::: Selected text
6. Farrar, Straus, Giroux + Fischer Verlag
The history of FSG’s colophon is informed by the apocryphal saying “good artists copy, great artists steal.” When FSG acquired Noonday Press they took on the three fish that appeared on the cover of their journal, set above text that read, “stories, articles, poetry.” But Noonday Press had likely “borrowed” the logo from the German publisher, Fischer Verlag, whose own three fish-ed emblem was itself likely “borrowed” from Medieval European heraldry, but facing in opposite directions. It was designed by Wolf Zimmerman, and dates back to the early 1950s, when post-war Germany was hungry for literature after years of isolation.
5. New Directions
Like many New Directions books, its colophon is enigmatic, rebellious, and probably more concerned with being interesting than with being a commercial success, which makes sense considering publisher Barbara Epler once said she wouldn’t know a bestseller if it bit her in the butt. Based on a sculpture by Heinz Henghes, a friend of Ezra Pound’s, this sketch of a horse and a man, a centaur perhaps, still has that sculptural feel to it: the design is loose, almost abstract, but with enough substance to hold it all together.
4. City Lights
Another one of the more cryptic emblems associated with a publisher, this one comes from where else but another book. Lawrence Ferlinghetti lifted this medieval trademark from Rudolf Koch’s strange little volume titled The Book of Signs. The trademark is actually a combination of two symbols: the circle is a countermark and the Y-shaped symbol, is the fork aka the thief’s cross and was beloved by German mystics in the 13th and 14th century. In addition to symbolizing the trinity, it represented the “expectant soul, man gazing aloft with outstretched arms.”
::::::
::: Supplied records
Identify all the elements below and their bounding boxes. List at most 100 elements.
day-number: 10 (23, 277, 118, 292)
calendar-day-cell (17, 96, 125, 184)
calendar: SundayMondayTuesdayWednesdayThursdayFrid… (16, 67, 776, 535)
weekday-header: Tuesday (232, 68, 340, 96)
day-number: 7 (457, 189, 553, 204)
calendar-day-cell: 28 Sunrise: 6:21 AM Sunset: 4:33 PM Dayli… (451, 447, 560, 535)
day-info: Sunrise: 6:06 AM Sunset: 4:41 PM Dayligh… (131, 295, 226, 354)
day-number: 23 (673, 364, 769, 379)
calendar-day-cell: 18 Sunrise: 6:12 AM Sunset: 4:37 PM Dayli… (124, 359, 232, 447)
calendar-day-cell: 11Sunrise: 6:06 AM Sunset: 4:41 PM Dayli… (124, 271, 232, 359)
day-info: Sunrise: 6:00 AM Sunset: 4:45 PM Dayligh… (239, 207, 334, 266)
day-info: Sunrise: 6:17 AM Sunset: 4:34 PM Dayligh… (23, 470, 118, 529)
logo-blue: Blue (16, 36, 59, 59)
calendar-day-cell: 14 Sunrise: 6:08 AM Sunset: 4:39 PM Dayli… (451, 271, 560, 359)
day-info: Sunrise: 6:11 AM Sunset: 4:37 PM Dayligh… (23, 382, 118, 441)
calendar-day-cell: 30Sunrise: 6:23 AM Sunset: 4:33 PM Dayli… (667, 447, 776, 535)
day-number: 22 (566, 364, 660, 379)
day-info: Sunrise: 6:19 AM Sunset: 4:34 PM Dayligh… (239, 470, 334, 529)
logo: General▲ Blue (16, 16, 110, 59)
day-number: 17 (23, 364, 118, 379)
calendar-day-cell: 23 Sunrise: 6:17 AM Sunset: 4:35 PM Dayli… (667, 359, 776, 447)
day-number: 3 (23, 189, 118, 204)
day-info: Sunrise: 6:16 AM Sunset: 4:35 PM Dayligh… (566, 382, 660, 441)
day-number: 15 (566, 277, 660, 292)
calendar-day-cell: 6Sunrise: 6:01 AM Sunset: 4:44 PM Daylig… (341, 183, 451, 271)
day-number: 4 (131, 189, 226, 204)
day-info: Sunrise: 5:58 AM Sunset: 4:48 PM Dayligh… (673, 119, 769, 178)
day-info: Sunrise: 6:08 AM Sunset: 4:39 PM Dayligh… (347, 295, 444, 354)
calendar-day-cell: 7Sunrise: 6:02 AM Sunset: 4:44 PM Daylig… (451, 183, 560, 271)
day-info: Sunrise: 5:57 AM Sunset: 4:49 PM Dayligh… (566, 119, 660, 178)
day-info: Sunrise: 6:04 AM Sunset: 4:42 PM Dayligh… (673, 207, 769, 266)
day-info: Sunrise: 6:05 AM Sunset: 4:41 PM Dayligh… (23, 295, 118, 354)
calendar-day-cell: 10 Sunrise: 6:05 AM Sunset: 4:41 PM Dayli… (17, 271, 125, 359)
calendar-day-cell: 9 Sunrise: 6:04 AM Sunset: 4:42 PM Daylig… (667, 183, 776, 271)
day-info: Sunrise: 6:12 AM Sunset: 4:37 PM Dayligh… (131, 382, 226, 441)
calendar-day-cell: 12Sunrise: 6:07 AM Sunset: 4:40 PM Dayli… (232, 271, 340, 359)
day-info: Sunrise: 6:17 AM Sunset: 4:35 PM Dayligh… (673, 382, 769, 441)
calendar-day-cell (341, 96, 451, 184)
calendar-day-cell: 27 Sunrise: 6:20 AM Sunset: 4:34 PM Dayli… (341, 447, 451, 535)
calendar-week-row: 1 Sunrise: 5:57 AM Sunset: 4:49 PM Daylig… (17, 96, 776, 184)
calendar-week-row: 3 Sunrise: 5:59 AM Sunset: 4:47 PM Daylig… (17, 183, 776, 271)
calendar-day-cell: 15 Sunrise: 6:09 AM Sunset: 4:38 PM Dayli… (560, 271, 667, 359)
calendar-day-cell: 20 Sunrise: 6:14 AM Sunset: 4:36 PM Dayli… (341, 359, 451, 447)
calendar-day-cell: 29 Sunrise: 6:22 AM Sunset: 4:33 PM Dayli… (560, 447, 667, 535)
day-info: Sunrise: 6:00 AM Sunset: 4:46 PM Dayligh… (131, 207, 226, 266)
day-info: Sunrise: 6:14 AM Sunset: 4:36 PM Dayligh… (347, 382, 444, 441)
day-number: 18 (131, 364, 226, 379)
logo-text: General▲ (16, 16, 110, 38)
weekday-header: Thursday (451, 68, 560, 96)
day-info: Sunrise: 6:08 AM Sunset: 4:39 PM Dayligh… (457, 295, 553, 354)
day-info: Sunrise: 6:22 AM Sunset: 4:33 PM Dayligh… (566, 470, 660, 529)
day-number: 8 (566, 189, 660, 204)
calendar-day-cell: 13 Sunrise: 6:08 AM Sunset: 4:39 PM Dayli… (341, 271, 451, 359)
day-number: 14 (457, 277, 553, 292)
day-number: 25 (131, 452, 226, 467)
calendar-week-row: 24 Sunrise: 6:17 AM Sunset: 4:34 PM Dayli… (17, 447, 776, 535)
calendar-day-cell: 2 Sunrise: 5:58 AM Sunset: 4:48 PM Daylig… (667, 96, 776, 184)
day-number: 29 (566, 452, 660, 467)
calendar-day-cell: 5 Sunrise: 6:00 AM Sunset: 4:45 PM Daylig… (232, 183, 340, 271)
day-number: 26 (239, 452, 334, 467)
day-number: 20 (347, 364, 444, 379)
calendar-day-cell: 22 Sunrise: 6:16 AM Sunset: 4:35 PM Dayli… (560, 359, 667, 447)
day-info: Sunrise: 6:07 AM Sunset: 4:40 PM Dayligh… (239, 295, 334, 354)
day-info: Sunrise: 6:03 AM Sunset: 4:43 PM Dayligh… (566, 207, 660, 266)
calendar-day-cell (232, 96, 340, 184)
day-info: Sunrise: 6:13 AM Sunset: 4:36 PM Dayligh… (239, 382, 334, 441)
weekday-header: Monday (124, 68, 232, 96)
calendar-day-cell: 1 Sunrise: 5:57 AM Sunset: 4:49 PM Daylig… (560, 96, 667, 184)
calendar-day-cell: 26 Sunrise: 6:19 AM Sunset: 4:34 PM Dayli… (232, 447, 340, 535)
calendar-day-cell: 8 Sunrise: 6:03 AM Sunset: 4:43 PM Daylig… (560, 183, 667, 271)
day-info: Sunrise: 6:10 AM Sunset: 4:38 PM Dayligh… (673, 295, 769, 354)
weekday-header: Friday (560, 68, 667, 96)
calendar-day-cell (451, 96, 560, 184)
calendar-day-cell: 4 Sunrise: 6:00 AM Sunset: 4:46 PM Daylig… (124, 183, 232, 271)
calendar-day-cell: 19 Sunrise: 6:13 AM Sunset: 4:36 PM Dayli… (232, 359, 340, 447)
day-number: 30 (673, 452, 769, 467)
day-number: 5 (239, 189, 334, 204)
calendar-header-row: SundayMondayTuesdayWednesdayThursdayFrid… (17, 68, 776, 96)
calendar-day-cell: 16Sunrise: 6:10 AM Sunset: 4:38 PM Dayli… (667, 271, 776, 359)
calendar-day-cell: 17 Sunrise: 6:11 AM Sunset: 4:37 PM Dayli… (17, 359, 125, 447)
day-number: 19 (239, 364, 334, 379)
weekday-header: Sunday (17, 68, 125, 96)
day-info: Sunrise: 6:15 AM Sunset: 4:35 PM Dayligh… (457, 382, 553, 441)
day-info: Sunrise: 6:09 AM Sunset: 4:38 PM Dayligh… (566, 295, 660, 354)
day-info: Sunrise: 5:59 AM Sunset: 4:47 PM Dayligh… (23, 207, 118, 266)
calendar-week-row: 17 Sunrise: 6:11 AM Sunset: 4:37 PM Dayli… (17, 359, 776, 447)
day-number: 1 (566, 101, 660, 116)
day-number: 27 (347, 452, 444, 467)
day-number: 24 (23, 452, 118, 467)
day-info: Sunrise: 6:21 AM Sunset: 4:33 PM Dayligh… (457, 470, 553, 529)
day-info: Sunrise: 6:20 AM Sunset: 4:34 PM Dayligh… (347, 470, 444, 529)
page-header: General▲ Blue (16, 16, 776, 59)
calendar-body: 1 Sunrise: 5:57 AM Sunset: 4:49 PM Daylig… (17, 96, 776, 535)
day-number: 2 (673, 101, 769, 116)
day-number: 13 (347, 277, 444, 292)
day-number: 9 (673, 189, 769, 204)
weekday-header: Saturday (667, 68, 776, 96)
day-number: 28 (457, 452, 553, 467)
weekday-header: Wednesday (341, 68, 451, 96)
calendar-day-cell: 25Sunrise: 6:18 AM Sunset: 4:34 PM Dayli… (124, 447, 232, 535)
::::::
Required work:
1. According to the text on publisher colophons, from which book did Lawrence Ferlinghetti take the City Lights trademark?
2. Repeat the passage of the text on publisher colophons between "6. Farrar, Straus, Giroux" and "years of isolation.", inclusive.
Work only from the text on publisher colophons, not from the data.

Solution set:
1. He took it from Rudolf Koch's The Book of Signs.

2.
6. Farrar, Straus, Giroux + Fischer Verlag
The history of FSG’s colophon is informed by the apocryphal saying “good artists copy, great artists steal.” When FSG acquired Noonday Press they took on the three fish that appeared on the cover of their journal, set above text that read, “stories, articles, poetry.” But Noonday Press had likely “borrowed” the logo from the German publisher, Fischer Verlag, whose own three fish-ed emblem was itself likely “borrowed” from Medieval European heraldry, but facing in opposite directions. It was designed by Wolf Zimmerman, and dates back to the early 1950s, when post-war Germany was hungry for literature after years of isolation.